Search the listing below for the string "hacia" and show each line that contains it.

-- Begin EXTRACTED RECORDS --

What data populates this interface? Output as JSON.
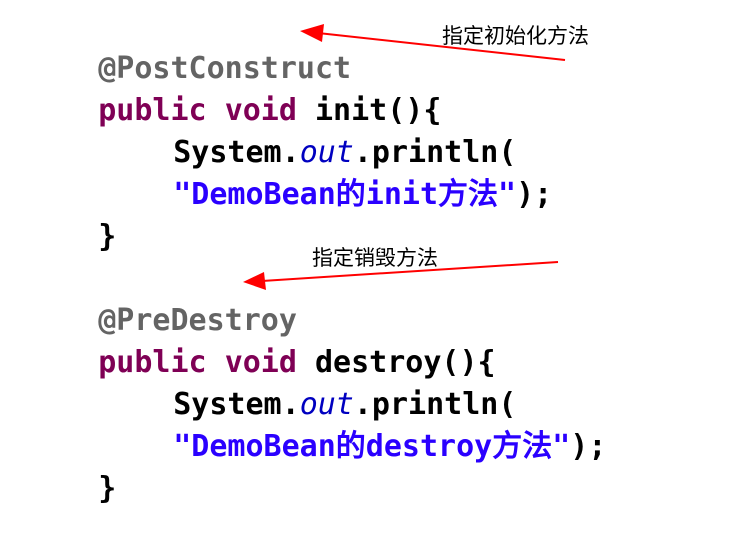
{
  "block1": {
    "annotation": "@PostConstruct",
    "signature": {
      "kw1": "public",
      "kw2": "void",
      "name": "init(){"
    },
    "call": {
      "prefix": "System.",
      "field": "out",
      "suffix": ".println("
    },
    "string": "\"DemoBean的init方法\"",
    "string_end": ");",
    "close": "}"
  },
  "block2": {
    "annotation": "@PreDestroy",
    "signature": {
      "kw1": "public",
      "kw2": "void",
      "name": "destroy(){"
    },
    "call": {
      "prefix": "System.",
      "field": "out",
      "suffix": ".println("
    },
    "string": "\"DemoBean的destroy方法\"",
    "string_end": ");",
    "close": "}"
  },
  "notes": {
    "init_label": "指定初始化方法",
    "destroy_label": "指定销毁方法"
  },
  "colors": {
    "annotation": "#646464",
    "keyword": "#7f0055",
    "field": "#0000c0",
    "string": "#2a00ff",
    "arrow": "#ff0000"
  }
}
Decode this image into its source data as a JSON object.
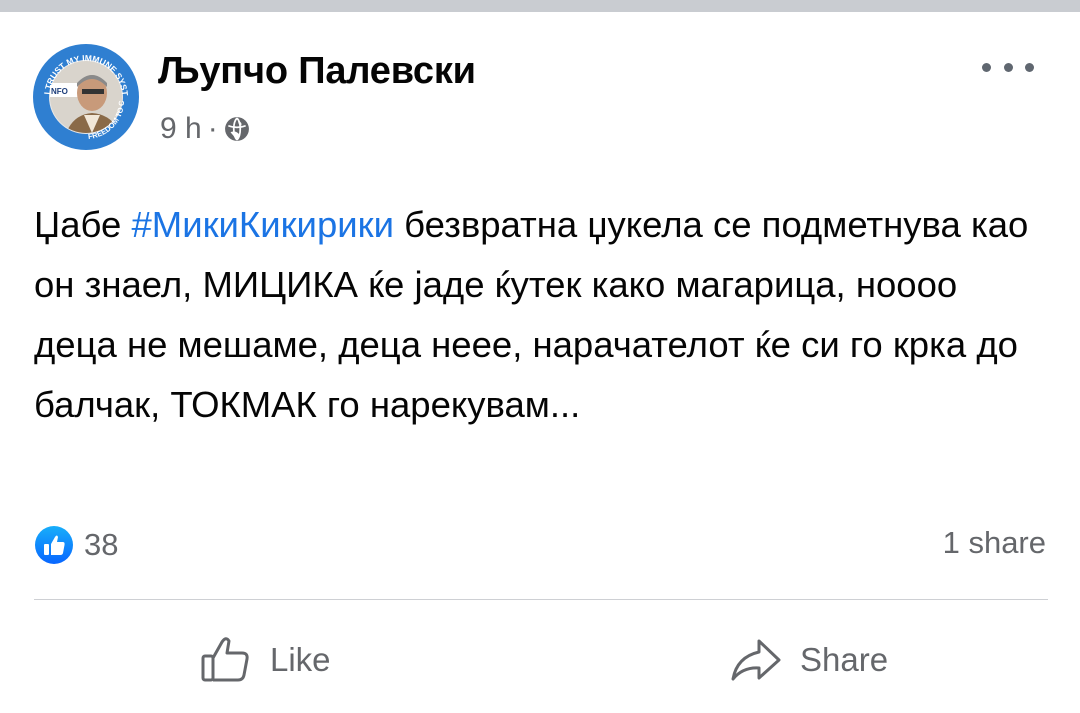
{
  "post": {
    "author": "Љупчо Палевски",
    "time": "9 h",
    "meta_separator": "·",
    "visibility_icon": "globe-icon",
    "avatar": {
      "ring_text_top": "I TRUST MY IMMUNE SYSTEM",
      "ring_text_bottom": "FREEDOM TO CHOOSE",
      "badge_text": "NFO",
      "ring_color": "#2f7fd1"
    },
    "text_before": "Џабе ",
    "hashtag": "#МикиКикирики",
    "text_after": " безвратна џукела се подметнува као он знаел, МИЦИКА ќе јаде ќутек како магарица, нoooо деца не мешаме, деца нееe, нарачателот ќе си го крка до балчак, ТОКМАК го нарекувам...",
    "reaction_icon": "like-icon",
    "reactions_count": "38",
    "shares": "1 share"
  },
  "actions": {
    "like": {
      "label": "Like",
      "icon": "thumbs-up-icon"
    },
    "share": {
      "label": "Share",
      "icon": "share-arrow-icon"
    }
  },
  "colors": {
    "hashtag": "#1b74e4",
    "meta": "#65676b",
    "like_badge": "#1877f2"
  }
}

-- End EXTRACTED RECORDS --
-- Begin EXTRACTED RECORDS --

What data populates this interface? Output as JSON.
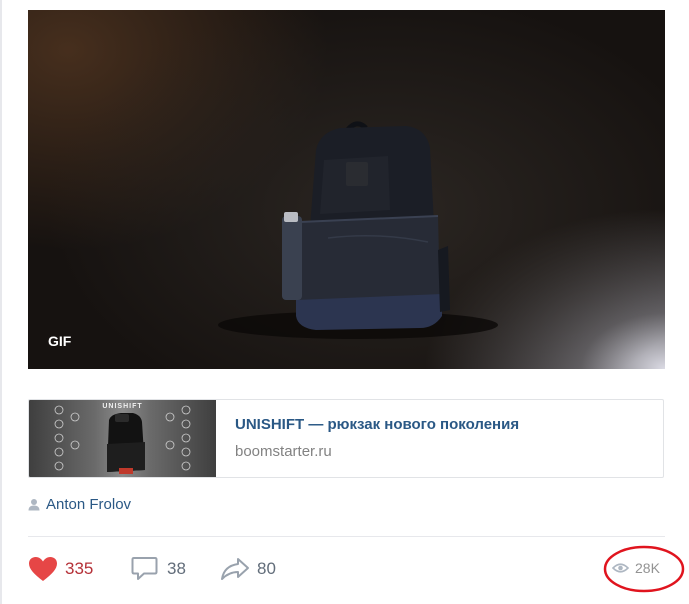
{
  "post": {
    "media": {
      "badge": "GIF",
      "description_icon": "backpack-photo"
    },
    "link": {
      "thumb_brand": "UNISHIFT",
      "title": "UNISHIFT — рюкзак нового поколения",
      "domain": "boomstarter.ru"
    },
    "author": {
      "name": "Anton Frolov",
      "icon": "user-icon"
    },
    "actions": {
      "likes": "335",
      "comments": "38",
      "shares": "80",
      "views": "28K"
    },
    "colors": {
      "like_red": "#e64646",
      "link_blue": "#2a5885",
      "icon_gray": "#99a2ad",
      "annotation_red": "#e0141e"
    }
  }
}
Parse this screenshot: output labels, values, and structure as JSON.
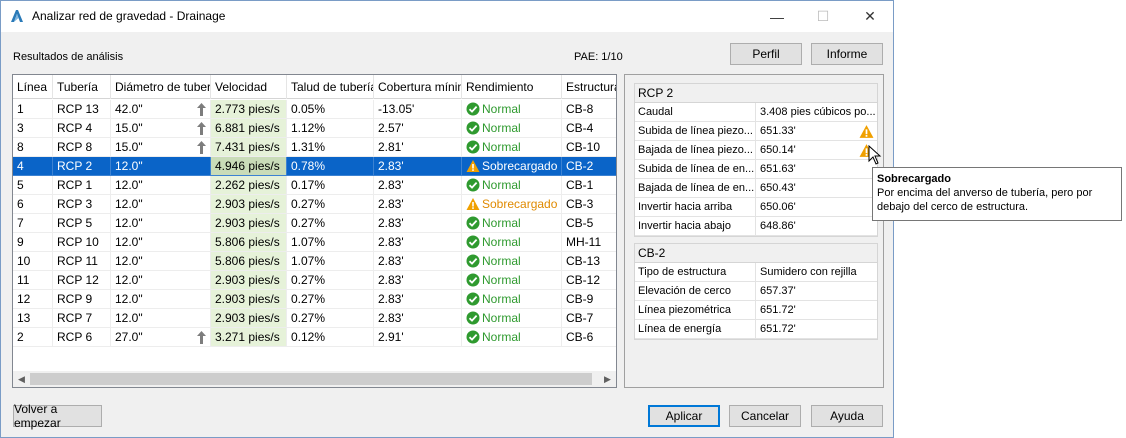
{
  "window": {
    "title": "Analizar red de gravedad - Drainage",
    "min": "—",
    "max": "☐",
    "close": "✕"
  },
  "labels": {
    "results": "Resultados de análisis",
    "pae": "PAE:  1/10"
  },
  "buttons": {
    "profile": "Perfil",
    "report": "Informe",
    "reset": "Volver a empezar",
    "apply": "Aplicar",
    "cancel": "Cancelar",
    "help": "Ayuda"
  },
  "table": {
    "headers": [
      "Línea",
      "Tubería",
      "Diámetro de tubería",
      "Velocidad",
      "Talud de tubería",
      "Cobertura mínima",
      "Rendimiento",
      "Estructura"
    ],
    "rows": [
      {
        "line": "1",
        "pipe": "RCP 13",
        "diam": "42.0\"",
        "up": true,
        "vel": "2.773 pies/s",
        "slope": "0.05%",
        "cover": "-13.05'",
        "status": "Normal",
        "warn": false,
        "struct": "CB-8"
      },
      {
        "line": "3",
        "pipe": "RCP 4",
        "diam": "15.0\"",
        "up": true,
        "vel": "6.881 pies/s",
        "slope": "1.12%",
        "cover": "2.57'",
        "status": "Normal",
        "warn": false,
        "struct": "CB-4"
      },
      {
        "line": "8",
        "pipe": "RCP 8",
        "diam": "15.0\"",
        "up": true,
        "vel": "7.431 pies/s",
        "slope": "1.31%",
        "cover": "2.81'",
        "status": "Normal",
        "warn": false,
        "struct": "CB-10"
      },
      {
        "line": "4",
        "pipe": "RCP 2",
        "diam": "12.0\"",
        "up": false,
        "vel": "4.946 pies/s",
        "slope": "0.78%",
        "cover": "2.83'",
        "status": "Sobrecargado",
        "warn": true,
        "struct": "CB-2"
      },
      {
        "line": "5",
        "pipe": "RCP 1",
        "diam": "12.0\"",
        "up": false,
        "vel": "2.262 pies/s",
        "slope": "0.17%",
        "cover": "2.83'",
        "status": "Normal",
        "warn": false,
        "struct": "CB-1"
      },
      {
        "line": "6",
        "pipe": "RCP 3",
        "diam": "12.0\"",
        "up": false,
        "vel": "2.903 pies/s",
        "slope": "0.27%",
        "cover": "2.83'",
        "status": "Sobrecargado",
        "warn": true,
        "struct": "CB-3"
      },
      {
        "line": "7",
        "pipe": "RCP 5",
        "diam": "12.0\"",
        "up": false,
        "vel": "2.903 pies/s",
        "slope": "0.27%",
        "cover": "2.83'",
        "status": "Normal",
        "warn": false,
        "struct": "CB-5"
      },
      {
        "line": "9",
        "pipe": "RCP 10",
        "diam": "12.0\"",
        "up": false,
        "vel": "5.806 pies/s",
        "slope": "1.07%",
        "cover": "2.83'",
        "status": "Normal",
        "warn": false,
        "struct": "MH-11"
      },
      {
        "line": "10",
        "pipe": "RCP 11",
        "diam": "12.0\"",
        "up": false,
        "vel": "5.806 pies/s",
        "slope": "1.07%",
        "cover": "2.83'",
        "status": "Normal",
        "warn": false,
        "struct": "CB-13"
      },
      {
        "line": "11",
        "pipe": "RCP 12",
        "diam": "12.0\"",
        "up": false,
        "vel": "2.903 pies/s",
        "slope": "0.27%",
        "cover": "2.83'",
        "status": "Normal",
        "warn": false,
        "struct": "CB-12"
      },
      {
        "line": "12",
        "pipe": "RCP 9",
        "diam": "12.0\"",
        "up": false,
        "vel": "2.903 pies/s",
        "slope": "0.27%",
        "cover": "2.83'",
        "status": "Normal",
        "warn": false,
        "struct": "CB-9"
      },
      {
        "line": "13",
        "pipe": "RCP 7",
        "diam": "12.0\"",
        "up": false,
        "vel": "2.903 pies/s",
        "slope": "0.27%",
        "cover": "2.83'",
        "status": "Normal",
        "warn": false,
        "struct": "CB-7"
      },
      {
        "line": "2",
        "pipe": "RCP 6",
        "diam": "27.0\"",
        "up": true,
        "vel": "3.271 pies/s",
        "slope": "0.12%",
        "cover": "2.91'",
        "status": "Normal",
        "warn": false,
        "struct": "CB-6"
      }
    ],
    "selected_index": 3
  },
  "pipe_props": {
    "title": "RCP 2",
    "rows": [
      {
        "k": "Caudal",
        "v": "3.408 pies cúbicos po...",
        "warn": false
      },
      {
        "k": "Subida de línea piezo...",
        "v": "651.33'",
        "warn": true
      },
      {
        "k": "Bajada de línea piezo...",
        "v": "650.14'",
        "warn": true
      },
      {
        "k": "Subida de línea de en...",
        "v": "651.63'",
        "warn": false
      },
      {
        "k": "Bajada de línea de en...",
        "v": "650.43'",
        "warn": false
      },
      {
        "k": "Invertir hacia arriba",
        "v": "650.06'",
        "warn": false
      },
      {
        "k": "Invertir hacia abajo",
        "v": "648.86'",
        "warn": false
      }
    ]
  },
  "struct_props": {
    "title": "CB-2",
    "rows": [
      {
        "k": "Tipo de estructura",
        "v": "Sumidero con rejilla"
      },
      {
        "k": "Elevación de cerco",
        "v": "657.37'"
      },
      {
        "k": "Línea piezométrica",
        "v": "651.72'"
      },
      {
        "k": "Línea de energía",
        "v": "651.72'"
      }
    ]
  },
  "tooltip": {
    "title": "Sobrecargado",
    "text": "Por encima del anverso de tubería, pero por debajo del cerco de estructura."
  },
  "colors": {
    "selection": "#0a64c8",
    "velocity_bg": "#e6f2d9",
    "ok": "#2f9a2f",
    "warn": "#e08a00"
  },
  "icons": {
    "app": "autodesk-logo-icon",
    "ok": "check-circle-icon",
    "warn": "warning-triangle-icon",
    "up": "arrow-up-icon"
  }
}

-- End EXTRACTED RECORDS --
-- Begin EXTRACTED RECORDS --

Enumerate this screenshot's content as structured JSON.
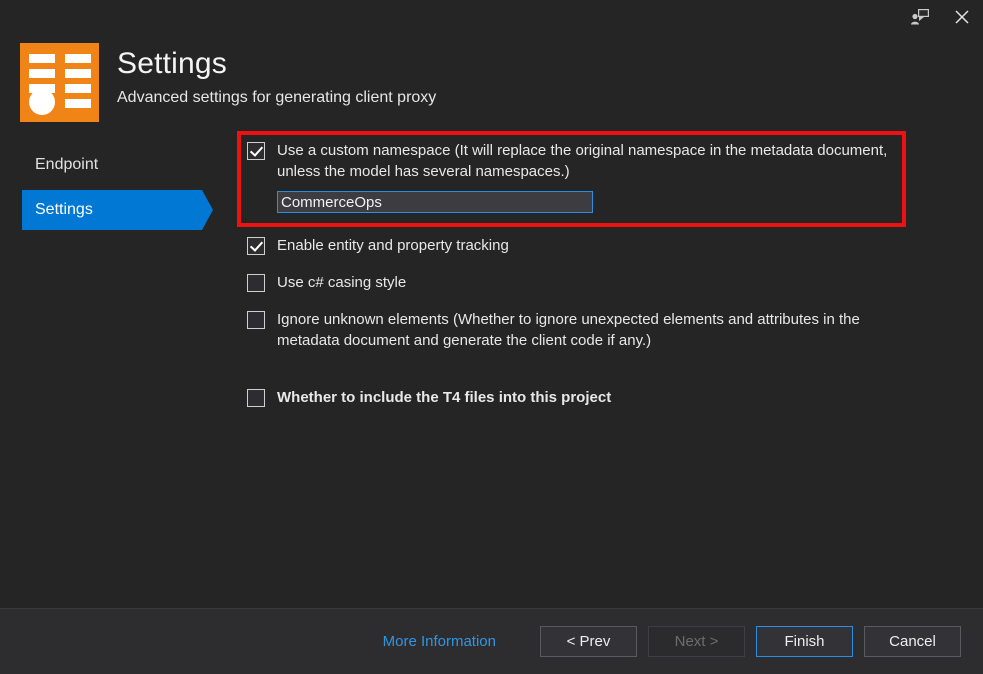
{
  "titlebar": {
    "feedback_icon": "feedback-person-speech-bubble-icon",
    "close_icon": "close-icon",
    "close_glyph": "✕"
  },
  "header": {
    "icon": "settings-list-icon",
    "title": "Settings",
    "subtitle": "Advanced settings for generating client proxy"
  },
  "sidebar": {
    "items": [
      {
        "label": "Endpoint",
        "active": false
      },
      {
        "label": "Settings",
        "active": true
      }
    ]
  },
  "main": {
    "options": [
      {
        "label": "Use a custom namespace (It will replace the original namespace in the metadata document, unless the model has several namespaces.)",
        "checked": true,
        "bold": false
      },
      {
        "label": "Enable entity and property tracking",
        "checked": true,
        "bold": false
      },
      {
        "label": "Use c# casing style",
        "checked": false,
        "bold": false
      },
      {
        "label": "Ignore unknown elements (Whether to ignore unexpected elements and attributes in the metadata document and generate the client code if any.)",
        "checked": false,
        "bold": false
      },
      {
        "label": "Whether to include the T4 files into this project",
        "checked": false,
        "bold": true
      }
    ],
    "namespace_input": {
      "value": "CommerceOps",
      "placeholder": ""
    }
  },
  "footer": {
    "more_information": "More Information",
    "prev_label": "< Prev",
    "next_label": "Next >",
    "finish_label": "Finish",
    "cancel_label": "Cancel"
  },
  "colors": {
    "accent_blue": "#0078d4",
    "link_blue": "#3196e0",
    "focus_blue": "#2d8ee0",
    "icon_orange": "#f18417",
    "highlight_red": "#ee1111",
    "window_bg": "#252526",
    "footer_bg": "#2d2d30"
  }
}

-- End EXTRACTED RECORDS --

SOLUTION »
        "k": "Invertir hacia arriba",
        "k": "Invertir hacia abajo",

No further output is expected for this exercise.